I started thinking a lot about our manabase. I really wanted the Detritivores, but from my experience in Block, I had to agree with I@n that they were largely underwhelming unless you were actually activating them for quite a bit. Perhaps it was time to return to Coalition Relic. But, the problem I had found was that I didn’t want to cut the Mind Stone. They were too good. They reminded me so much of the synergy of Petrified Field with Forgotten Cave. But, I agreed that we needed Coalition Relic if the Detritivores were going to make any sense.
I thought about it a lot, and realized that I was thinking about a manabase with Relic and a two-drop artifact accelerant, and a lot of land besides. Immediately, my mind went to Gerry Thompson update of his Teachings deck, and Luis Scott-Vargas update of that update. I looked up the LSV deck, and found the mana: 26 land, 4 Prismatic Lens, and 3 Coalition Relic.
This would be my base. Time was running short, however, and so I took a shortcut largely based on my gut. Whereas LSV had 26 land, he also had card drawing, most importantly Careful Consideration, to ditch any glutted land. I didn’t have that luxury. I decided that 25 land would cut it.
This still left too many slots though, and so I had to return to the Furnace of Rath. I agreed with I@n that the card was too good not to include. But if I ran two copies of the card, I was at 61 cards. If I could help it, I didn’t want to run a 61 card deck. Every other spell had really proven itself, but the Furnace was sometimes a dead card. It was completely insane in some matches, especially if you were up against any amount of life gain, but in others, it was only situationally good. Even in the matchups where it seemed not great, it could be a total way to steal a game.
The solution I proposed, that I@n eventually agreed with, was to play only a single copy of the Furnace. This way, we would never draw a second copy, completely eliminating the possibility of an automatic mulligan status to the card. It would give us a potential (or even likely) out against any deck that got to a very late game with life gain. It still would provide us the occasional game stealing, and we could board in more against any opponent. We tested it in the short time we had remaining, and were very, very satisfied.
Our sideboard got rounded out by Pithing Needle (the colorless “Oblivion Ring”) as our answer to some of the problematic cards, as well as being a catch-all against anything truly unforeseen. The Detritivores made it in, and Sulfurous Blast won out over Pyroclasm and Martyr of Ashes as our sweep spell. The final slot, Quagnoth, became our answer to the Rack, as well as being an occasionally massively problematic spell for the control matchup.
At this point, the deck was essentially completed. I@n and I essentially agreed on every card in the deck, and agreed enough about the sideboard that we decided it would be the right call. Much phone-calling and running about later, the deck was finally complete:
An unnamed Red deck
Adrian Sullivan and I@n DeGraff
4 Mogg Fanatic
4 Mogg War Marshal
4 Siege-Gang Commander
4 Incinerate
4 Beacon of Destruction
4 Molten Disaster
3 Chandra Nalaar
1 Furnace of Rath
4 Mind Stone
3 Coalition Relic
4 Ghitu Encampment
2 Zoetic Caverns
2 Keldon Megaliths
3 Fungal Reaches
1 Pendelhaven
1 Kher Keep
12 Mountain
Sideboard:
4 Quagnoth
4 Pithing Needle
3 Sulfurous Blast
3 Detritivore
1 Furnace of Rath
A piece of advice: if you’re going to make a deck which could be called innovative, you should make sure you have it named before you begin playing it in an event you think is important. Maybe I’m just superstitious, but I really think that it is why I didn’t do as well as I would have liked. I’ve played the deck a lot since Regionals (with very slight modifications), and I’ve completed been impressed by it. It played out well. Really well.

• **INPUT**

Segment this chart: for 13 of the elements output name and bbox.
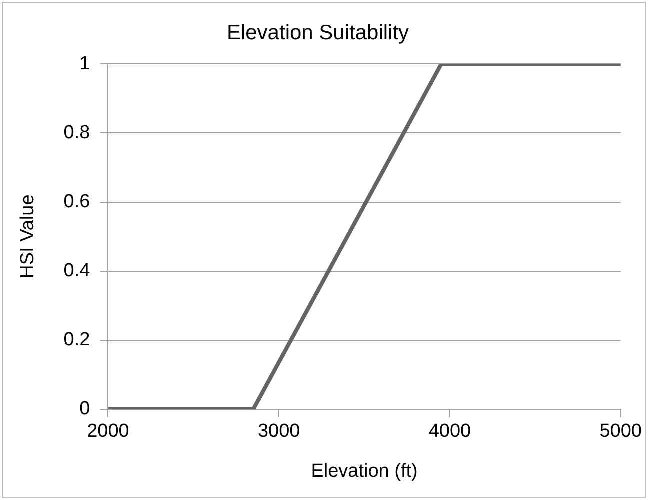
y-tick-label: 0.6 <box>64 192 90 213</box>
y-axis-title: HSI Value <box>18 194 39 279</box>
x-tick-label: 3000 <box>258 421 300 442</box>
x-axis-title: Elevation (ft) <box>311 460 418 482</box>
x-tick-label: 5000 <box>600 421 642 442</box>
x-tick-label: 4000 <box>428 421 472 442</box>
y-tick-label: 0.4 <box>64 260 91 282</box>
y-tick-label: 0.2 <box>64 330 90 351</box>
x-tick-label: 2000 <box>87 421 130 442</box>
chart-title: Elevation Suitability <box>226 21 410 44</box>
y-tick-label: 1 <box>80 53 90 74</box>
y-tick-label: 0 <box>80 398 90 420</box>
y-tick-label: 0.8 <box>64 122 90 144</box>
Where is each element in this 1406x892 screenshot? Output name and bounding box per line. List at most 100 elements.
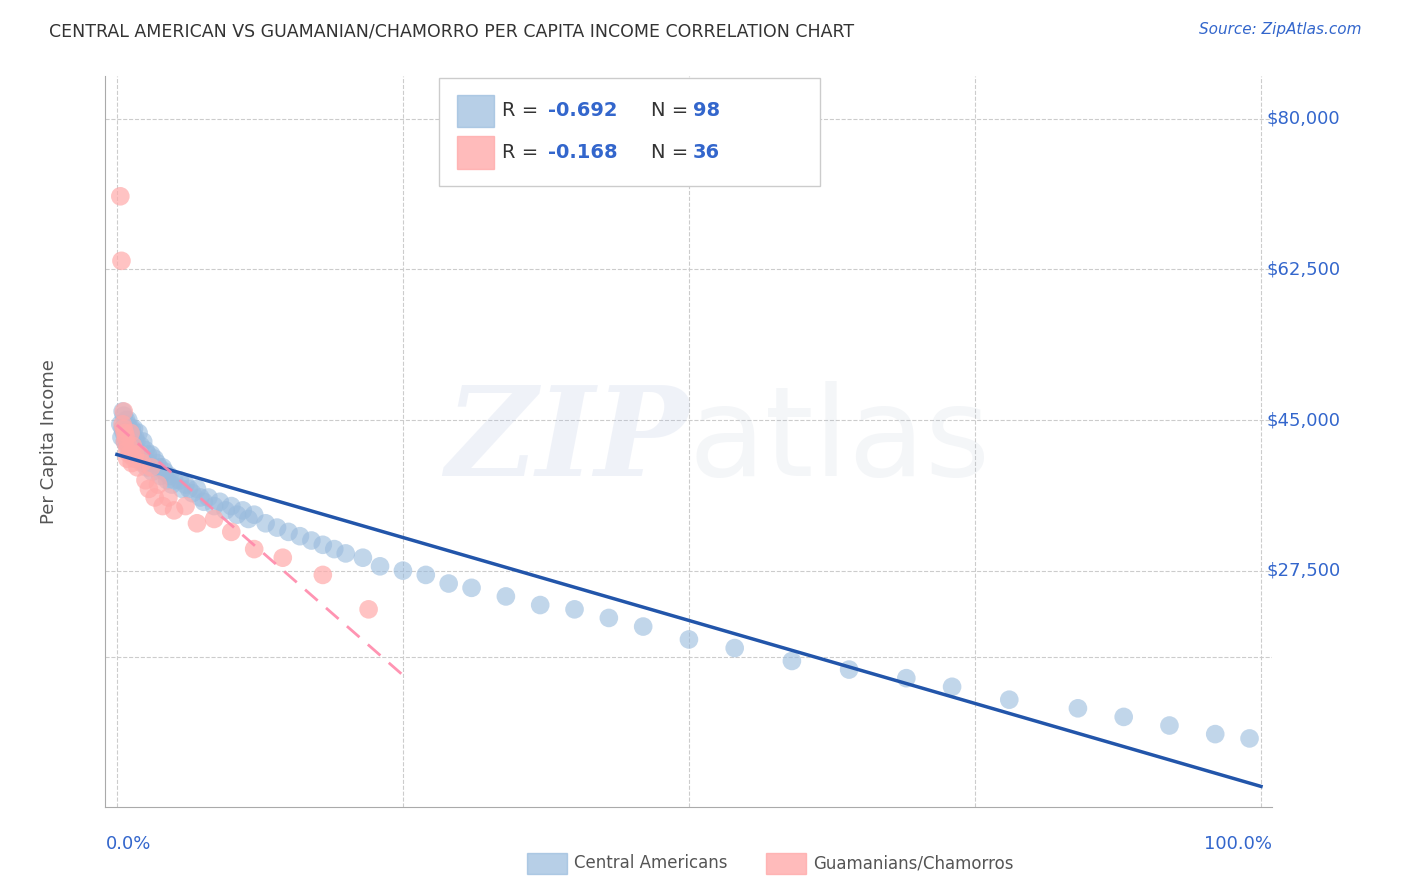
Point xyxy=(352,550,374,565)
Point xyxy=(335,546,357,560)
Point xyxy=(110,189,132,203)
Point xyxy=(111,417,134,432)
Point xyxy=(598,611,620,625)
Point xyxy=(254,516,277,531)
Point xyxy=(122,451,145,466)
Point xyxy=(115,430,138,444)
Text: CENTRAL AMERICAN VS GUAMANIAN/CHAMORRO PER CAPITA INCOME CORRELATION CHART: CENTRAL AMERICAN VS GUAMANIAN/CHAMORRO P… xyxy=(49,22,855,40)
Point xyxy=(1239,731,1261,746)
Point xyxy=(114,422,136,436)
Point xyxy=(163,473,186,487)
Point xyxy=(495,590,517,604)
Point xyxy=(214,503,236,517)
Point xyxy=(111,404,134,418)
Point xyxy=(125,434,148,449)
Point xyxy=(221,499,243,513)
Point xyxy=(153,465,176,479)
Point xyxy=(112,425,135,440)
Point xyxy=(122,422,145,436)
Point xyxy=(1112,710,1135,724)
Point xyxy=(138,482,160,496)
Point xyxy=(156,473,179,487)
Point xyxy=(114,425,136,440)
Point xyxy=(141,460,163,475)
Point xyxy=(117,413,139,427)
Point xyxy=(121,439,143,453)
Point xyxy=(437,576,460,591)
Point xyxy=(114,434,136,449)
Point xyxy=(138,456,160,470)
Text: Per Capita Income: Per Capita Income xyxy=(41,359,59,524)
Point xyxy=(146,456,169,470)
Text: $80,000: $80,000 xyxy=(1267,110,1340,128)
Text: $45,000: $45,000 xyxy=(1267,411,1341,429)
Text: ZIP: ZIP xyxy=(446,381,689,502)
Point xyxy=(186,482,208,496)
Text: 36: 36 xyxy=(693,143,720,162)
Point xyxy=(115,451,138,466)
Point xyxy=(120,443,142,458)
Point xyxy=(780,654,803,668)
Point xyxy=(564,602,586,616)
Point xyxy=(143,491,166,505)
Point xyxy=(121,422,143,436)
Point xyxy=(208,495,231,509)
Text: Source: ZipAtlas.com: Source: ZipAtlas.com xyxy=(1198,22,1361,37)
Point xyxy=(202,512,225,526)
Point xyxy=(115,443,138,458)
Point xyxy=(529,598,551,612)
Point xyxy=(312,568,335,582)
Point xyxy=(127,460,149,475)
Point xyxy=(299,533,322,548)
Point xyxy=(197,491,219,505)
Point xyxy=(152,499,174,513)
Point xyxy=(159,469,181,483)
Point xyxy=(724,641,747,656)
Point xyxy=(115,430,138,444)
Text: -0.168: -0.168 xyxy=(548,143,619,162)
Point xyxy=(1067,701,1090,715)
Point xyxy=(678,632,700,647)
Point xyxy=(1159,718,1181,732)
Point xyxy=(460,581,482,595)
Point xyxy=(112,422,135,436)
Point xyxy=(148,460,170,475)
Point xyxy=(122,447,145,461)
Point xyxy=(202,499,225,513)
Point xyxy=(136,447,159,461)
Point xyxy=(131,456,153,470)
Point xyxy=(243,542,266,557)
Point xyxy=(112,409,135,423)
Point xyxy=(896,671,918,685)
Point xyxy=(838,663,860,677)
Point xyxy=(110,430,132,444)
Point xyxy=(128,447,150,461)
Point xyxy=(120,425,142,440)
Point xyxy=(226,508,249,522)
Text: 98: 98 xyxy=(693,101,720,120)
Text: $62,500: $62,500 xyxy=(1267,260,1341,278)
Point xyxy=(124,447,146,461)
Text: R =: R = xyxy=(502,143,544,162)
Text: R =: R = xyxy=(502,101,544,120)
Point xyxy=(631,619,654,633)
Point xyxy=(143,451,166,466)
Point xyxy=(177,482,200,496)
Text: 0.0%: 0.0% xyxy=(105,835,150,853)
Text: 100.0%: 100.0% xyxy=(1205,835,1272,853)
Point xyxy=(124,439,146,453)
Text: -0.692: -0.692 xyxy=(548,101,617,120)
Point xyxy=(174,499,197,513)
Point xyxy=(238,512,260,526)
Point xyxy=(127,447,149,461)
Text: Guamanians/Chamorros: Guamanians/Chamorros xyxy=(813,855,1014,872)
Point xyxy=(129,439,152,453)
Point xyxy=(134,473,156,487)
Point xyxy=(152,460,174,475)
Point xyxy=(128,447,150,461)
Point xyxy=(243,508,266,522)
Point xyxy=(111,422,134,436)
Point xyxy=(135,460,157,475)
Point xyxy=(122,443,145,458)
Point xyxy=(134,456,156,470)
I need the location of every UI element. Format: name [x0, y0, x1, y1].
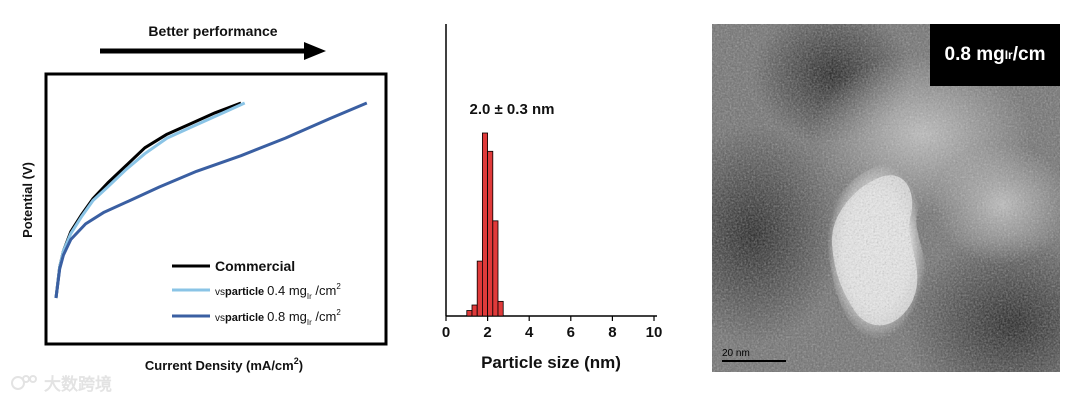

• **EXERCISE INSTRUCTIONS**
**A)** Transcribe the part of the Red deck article between "I thought about" and "would cut it.", inclusive.
**B)** In the listing, take the lines between the lines holding "y-tick-label: 0.6 <box>64 192 90 213</box>" and "y-tick-label: 0.4 <box>64 260 91 282</box>", inclusive, and write them out again with "x-tick-label" changed to "horizontal-tick-label" and everything else left as it is. Give only those lines.

• **CORRECT ANSWERS**
**A)**
I thought about it a lot, and realized that I was thinking about a manabase with Relic and a two-drop artifact accelerant, and a lot of land besides. Immediately, my mind went to Gerry Thompson update of his Teachings deck, and Luis Scott-Vargas update of that update. I looked up the LSV deck, and found the mana: 26 land, 4 Prismatic Lens, and 3 Coalition Relic.
This would be my base. Time was running short, however, and so I took a shortcut largely based on my gut. Whereas LSV had 26 land, he also had card drawing, most importantly Careful Consideration, to ditch any glutted land. I didn’t have that luxury. I decided that 25 land would cut it.

**B)**
y-tick-label: 0.6 <box>64 192 90 213</box>
y-axis-title: HSI Value <box>18 194 39 279</box>
horizontal-tick-label: 3000 <box>258 421 300 442</box>
x-axis-title: Elevation (ft) <box>311 460 418 482</box>
horizontal-tick-label: 5000 <box>600 421 642 442</box>
horizontal-tick-label: 4000 <box>428 421 472 442</box>
y-tick-label: 0.4 <box>64 260 91 282</box>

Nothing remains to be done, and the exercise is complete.